◆ **What you have to do**
Without the pictures, return all of the material exactly as written.

Start of Entries supplied

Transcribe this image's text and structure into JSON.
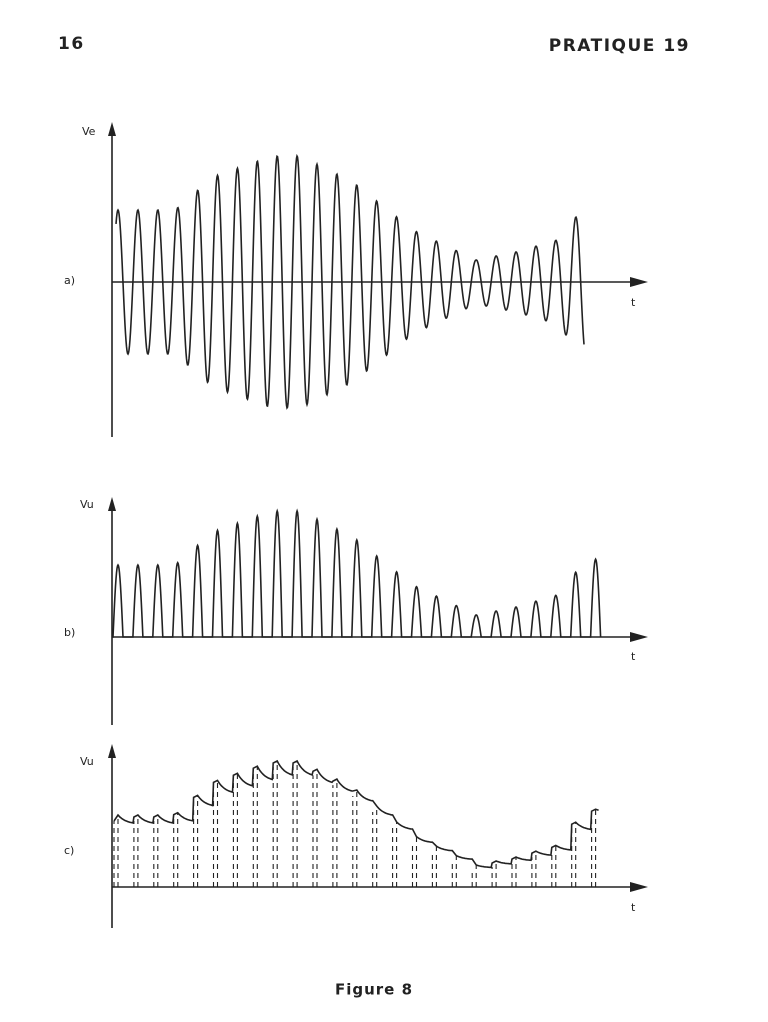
{
  "header": {
    "page": "16",
    "title": "PRATIQUE 19"
  },
  "panels": [
    {
      "label": "a)",
      "y_axis": "Ve",
      "x_axis": "t"
    },
    {
      "label": "b)",
      "y_axis": "Vu",
      "x_axis": "t"
    },
    {
      "label": "c)",
      "y_axis": "Vu",
      "x_axis": "t"
    }
  ],
  "caption": "Figure 8"
}
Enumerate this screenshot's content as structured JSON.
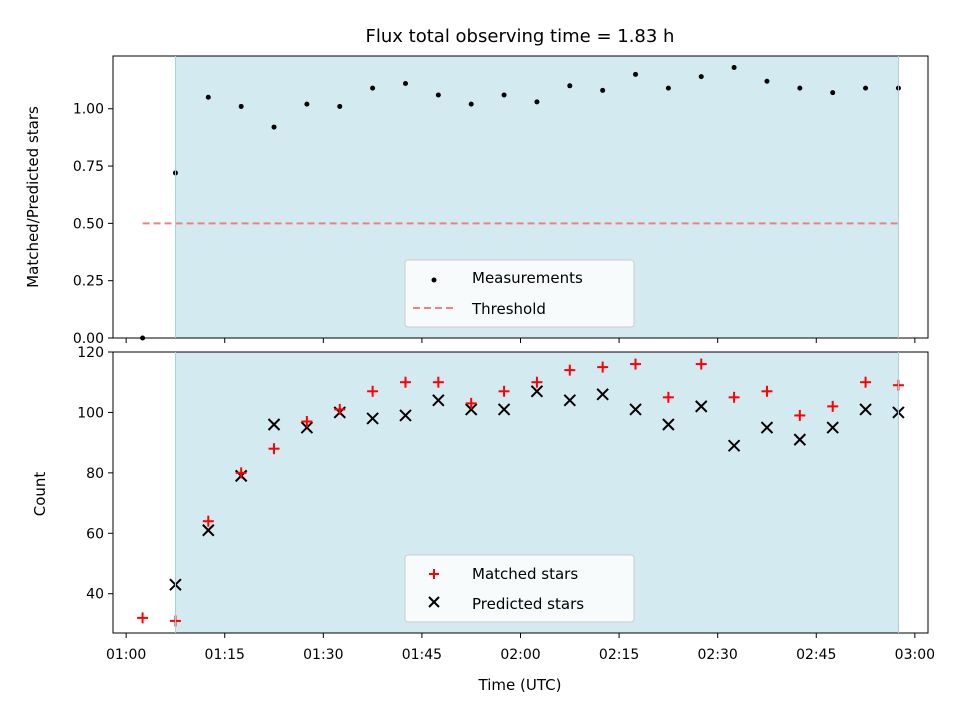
{
  "chart_data": [
    {
      "type": "scatter",
      "title": "Flux total observing time = 1.83 h",
      "xlabel": "",
      "ylabel": "Matched/Predicted stars",
      "ylim": [
        0,
        1.23
      ],
      "yticks": [
        "0.00",
        "0.25",
        "0.50",
        "0.75",
        "1.00"
      ],
      "shaded_interval": {
        "start": "01:07:30",
        "end": "02:57:30",
        "color": "#d4eaf1"
      },
      "series": [
        {
          "name": "Measurements",
          "marker": "dot",
          "color": "#000000",
          "points": [
            {
              "x": "01:02:30",
              "y": 0.0
            },
            {
              "x": "01:07:30",
              "y": 0.72
            },
            {
              "x": "01:12:30",
              "y": 1.05
            },
            {
              "x": "01:17:30",
              "y": 1.01
            },
            {
              "x": "01:22:30",
              "y": 0.92
            },
            {
              "x": "01:27:30",
              "y": 1.02
            },
            {
              "x": "01:32:30",
              "y": 1.01
            },
            {
              "x": "01:37:30",
              "y": 1.09
            },
            {
              "x": "01:42:30",
              "y": 1.11
            },
            {
              "x": "01:47:30",
              "y": 1.06
            },
            {
              "x": "01:52:30",
              "y": 1.02
            },
            {
              "x": "01:57:30",
              "y": 1.06
            },
            {
              "x": "02:02:30",
              "y": 1.03
            },
            {
              "x": "02:07:30",
              "y": 1.1
            },
            {
              "x": "02:12:30",
              "y": 1.08
            },
            {
              "x": "02:17:30",
              "y": 1.15
            },
            {
              "x": "02:22:30",
              "y": 1.09
            },
            {
              "x": "02:27:30",
              "y": 1.14
            },
            {
              "x": "02:32:30",
              "y": 1.18
            },
            {
              "x": "02:37:30",
              "y": 1.12
            },
            {
              "x": "02:42:30",
              "y": 1.09
            },
            {
              "x": "02:47:30",
              "y": 1.07
            },
            {
              "x": "02:52:30",
              "y": 1.09
            },
            {
              "x": "02:57:30",
              "y": 1.09
            }
          ]
        },
        {
          "name": "Threshold",
          "type": "line",
          "style": "dashed",
          "color": "#f08080",
          "points": [
            {
              "x": "01:02:30",
              "y": 0.5
            },
            {
              "x": "02:57:30",
              "y": 0.5
            }
          ]
        }
      ],
      "legend_position": "bottom-center",
      "grid": false
    },
    {
      "type": "scatter",
      "title": "",
      "xlabel": "Time (UTC)",
      "ylabel": "Count",
      "ylim": [
        27,
        120
      ],
      "yticks": [
        "40",
        "60",
        "80",
        "100",
        "120"
      ],
      "xticks": [
        "01:00",
        "01:15",
        "01:30",
        "01:45",
        "02:00",
        "02:15",
        "02:30",
        "02:45",
        "03:00"
      ],
      "shaded_interval": {
        "start": "01:07:30",
        "end": "02:57:30",
        "color": "#d4eaf1"
      },
      "series": [
        {
          "name": "Matched stars",
          "marker": "plus",
          "color": "#ff0000",
          "points": [
            {
              "x": "01:02:30",
              "y": 32
            },
            {
              "x": "01:07:30",
              "y": 31
            },
            {
              "x": "01:12:30",
              "y": 64
            },
            {
              "x": "01:17:30",
              "y": 80
            },
            {
              "x": "01:22:30",
              "y": 88
            },
            {
              "x": "01:27:30",
              "y": 97
            },
            {
              "x": "01:32:30",
              "y": 101
            },
            {
              "x": "01:37:30",
              "y": 107
            },
            {
              "x": "01:42:30",
              "y": 110
            },
            {
              "x": "01:47:30",
              "y": 110
            },
            {
              "x": "01:52:30",
              "y": 103
            },
            {
              "x": "01:57:30",
              "y": 107
            },
            {
              "x": "02:02:30",
              "y": 110
            },
            {
              "x": "02:07:30",
              "y": 114
            },
            {
              "x": "02:12:30",
              "y": 115
            },
            {
              "x": "02:17:30",
              "y": 116
            },
            {
              "x": "02:22:30",
              "y": 105
            },
            {
              "x": "02:27:30",
              "y": 116
            },
            {
              "x": "02:32:30",
              "y": 105
            },
            {
              "x": "02:37:30",
              "y": 107
            },
            {
              "x": "02:42:30",
              "y": 99
            },
            {
              "x": "02:47:30",
              "y": 102
            },
            {
              "x": "02:52:30",
              "y": 110
            },
            {
              "x": "02:57:30",
              "y": 109
            }
          ]
        },
        {
          "name": "Predicted stars",
          "marker": "x",
          "color": "#000000",
          "points": [
            {
              "x": "01:07:30",
              "y": 43
            },
            {
              "x": "01:12:30",
              "y": 61
            },
            {
              "x": "01:17:30",
              "y": 79
            },
            {
              "x": "01:22:30",
              "y": 96
            },
            {
              "x": "01:27:30",
              "y": 95
            },
            {
              "x": "01:32:30",
              "y": 100
            },
            {
              "x": "01:37:30",
              "y": 98
            },
            {
              "x": "01:42:30",
              "y": 99
            },
            {
              "x": "01:47:30",
              "y": 104
            },
            {
              "x": "01:52:30",
              "y": 101
            },
            {
              "x": "01:57:30",
              "y": 101
            },
            {
              "x": "02:02:30",
              "y": 107
            },
            {
              "x": "02:07:30",
              "y": 104
            },
            {
              "x": "02:12:30",
              "y": 106
            },
            {
              "x": "02:17:30",
              "y": 101
            },
            {
              "x": "02:22:30",
              "y": 96
            },
            {
              "x": "02:27:30",
              "y": 102
            },
            {
              "x": "02:32:30",
              "y": 89
            },
            {
              "x": "02:37:30",
              "y": 95
            },
            {
              "x": "02:42:30",
              "y": 91
            },
            {
              "x": "02:47:30",
              "y": 95
            },
            {
              "x": "02:52:30",
              "y": 101
            },
            {
              "x": "02:57:30",
              "y": 100
            }
          ]
        }
      ],
      "legend_position": "bottom-center",
      "grid": false
    }
  ],
  "x_axis": {
    "min": "00:58:00",
    "max": "03:02:00"
  }
}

End of Entries supplied

◆ **Response below**
Transcribe this image's text and structure into JSON.
{
  "header": {
    "page": "16",
    "title": "PRATIQUE 19"
  },
  "panels": [
    {
      "label": "a)",
      "y_axis": "Ve",
      "x_axis": "t"
    },
    {
      "label": "b)",
      "y_axis": "Vu",
      "x_axis": "t"
    },
    {
      "label": "c)",
      "y_axis": "Vu",
      "x_axis": "t"
    }
  ],
  "caption": "Figure 8"
}
Enumerate this screenshot's content as structured JSON.
{
  "chart_data": [
    {
      "type": "scatter",
      "title": "Flux total observing time = 1.83 h",
      "xlabel": "",
      "ylabel": "Matched/Predicted stars",
      "ylim": [
        0,
        1.23
      ],
      "yticks": [
        "0.00",
        "0.25",
        "0.50",
        "0.75",
        "1.00"
      ],
      "shaded_interval": {
        "start": "01:07:30",
        "end": "02:57:30",
        "color": "#d4eaf1"
      },
      "series": [
        {
          "name": "Measurements",
          "marker": "dot",
          "color": "#000000",
          "points": [
            {
              "x": "01:02:30",
              "y": 0.0
            },
            {
              "x": "01:07:30",
              "y": 0.72
            },
            {
              "x": "01:12:30",
              "y": 1.05
            },
            {
              "x": "01:17:30",
              "y": 1.01
            },
            {
              "x": "01:22:30",
              "y": 0.92
            },
            {
              "x": "01:27:30",
              "y": 1.02
            },
            {
              "x": "01:32:30",
              "y": 1.01
            },
            {
              "x": "01:37:30",
              "y": 1.09
            },
            {
              "x": "01:42:30",
              "y": 1.11
            },
            {
              "x": "01:47:30",
              "y": 1.06
            },
            {
              "x": "01:52:30",
              "y": 1.02
            },
            {
              "x": "01:57:30",
              "y": 1.06
            },
            {
              "x": "02:02:30",
              "y": 1.03
            },
            {
              "x": "02:07:30",
              "y": 1.1
            },
            {
              "x": "02:12:30",
              "y": 1.08
            },
            {
              "x": "02:17:30",
              "y": 1.15
            },
            {
              "x": "02:22:30",
              "y": 1.09
            },
            {
              "x": "02:27:30",
              "y": 1.14
            },
            {
              "x": "02:32:30",
              "y": 1.18
            },
            {
              "x": "02:37:30",
              "y": 1.12
            },
            {
              "x": "02:42:30",
              "y": 1.09
            },
            {
              "x": "02:47:30",
              "y": 1.07
            },
            {
              "x": "02:52:30",
              "y": 1.09
            },
            {
              "x": "02:57:30",
              "y": 1.09
            }
          ]
        },
        {
          "name": "Threshold",
          "type": "line",
          "style": "dashed",
          "color": "#f08080",
          "points": [
            {
              "x": "01:02:30",
              "y": 0.5
            },
            {
              "x": "02:57:30",
              "y": 0.5
            }
          ]
        }
      ],
      "legend_position": "bottom-center",
      "grid": false
    },
    {
      "type": "scatter",
      "title": "",
      "xlabel": "Time (UTC)",
      "ylabel": "Count",
      "ylim": [
        27,
        120
      ],
      "yticks": [
        "40",
        "60",
        "80",
        "100",
        "120"
      ],
      "xticks": [
        "01:00",
        "01:15",
        "01:30",
        "01:45",
        "02:00",
        "02:15",
        "02:30",
        "02:45",
        "03:00"
      ],
      "shaded_interval": {
        "start": "01:07:30",
        "end": "02:57:30",
        "color": "#d4eaf1"
      },
      "series": [
        {
          "name": "Matched stars",
          "marker": "plus",
          "color": "#ff0000",
          "points": [
            {
              "x": "01:02:30",
              "y": 32
            },
            {
              "x": "01:07:30",
              "y": 31
            },
            {
              "x": "01:12:30",
              "y": 64
            },
            {
              "x": "01:17:30",
              "y": 80
            },
            {
              "x": "01:22:30",
              "y": 88
            },
            {
              "x": "01:27:30",
              "y": 97
            },
            {
              "x": "01:32:30",
              "y": 101
            },
            {
              "x": "01:37:30",
              "y": 107
            },
            {
              "x": "01:42:30",
              "y": 110
            },
            {
              "x": "01:47:30",
              "y": 110
            },
            {
              "x": "01:52:30",
              "y": 103
            },
            {
              "x": "01:57:30",
              "y": 107
            },
            {
              "x": "02:02:30",
              "y": 110
            },
            {
              "x": "02:07:30",
              "y": 114
            },
            {
              "x": "02:12:30",
              "y": 115
            },
            {
              "x": "02:17:30",
              "y": 116
            },
            {
              "x": "02:22:30",
              "y": 105
            },
            {
              "x": "02:27:30",
              "y": 116
            },
            {
              "x": "02:32:30",
              "y": 105
            },
            {
              "x": "02:37:30",
              "y": 107
            },
            {
              "x": "02:42:30",
              "y": 99
            },
            {
              "x": "02:47:30",
              "y": 102
            },
            {
              "x": "02:52:30",
              "y": 110
            },
            {
              "x": "02:57:30",
              "y": 109
            }
          ]
        },
        {
          "name": "Predicted stars",
          "marker": "x",
          "color": "#000000",
          "points": [
            {
              "x": "01:07:30",
              "y": 43
            },
            {
              "x": "01:12:30",
              "y": 61
            },
            {
              "x": "01:17:30",
              "y": 79
            },
            {
              "x": "01:22:30",
              "y": 96
            },
            {
              "x": "01:27:30",
              "y": 95
            },
            {
              "x": "01:32:30",
              "y": 100
            },
            {
              "x": "01:37:30",
              "y": 98
            },
            {
              "x": "01:42:30",
              "y": 99
            },
            {
              "x": "01:47:30",
              "y": 104
            },
            {
              "x": "01:52:30",
              "y": 101
            },
            {
              "x": "01:57:30",
              "y": 101
            },
            {
              "x": "02:02:30",
              "y": 107
            },
            {
              "x": "02:07:30",
              "y": 104
            },
            {
              "x": "02:12:30",
              "y": 106
            },
            {
              "x": "02:17:30",
              "y": 101
            },
            {
              "x": "02:22:30",
              "y": 96
            },
            {
              "x": "02:27:30",
              "y": 102
            },
            {
              "x": "02:32:30",
              "y": 89
            },
            {
              "x": "02:37:30",
              "y": 95
            },
            {
              "x": "02:42:30",
              "y": 91
            },
            {
              "x": "02:47:30",
              "y": 95
            },
            {
              "x": "02:52:30",
              "y": 101
            },
            {
              "x": "02:57:30",
              "y": 100
            }
          ]
        }
      ],
      "legend_position": "bottom-center",
      "grid": false
    }
  ],
  "x_axis": {
    "min": "00:58:00",
    "max": "03:02:00"
  }
}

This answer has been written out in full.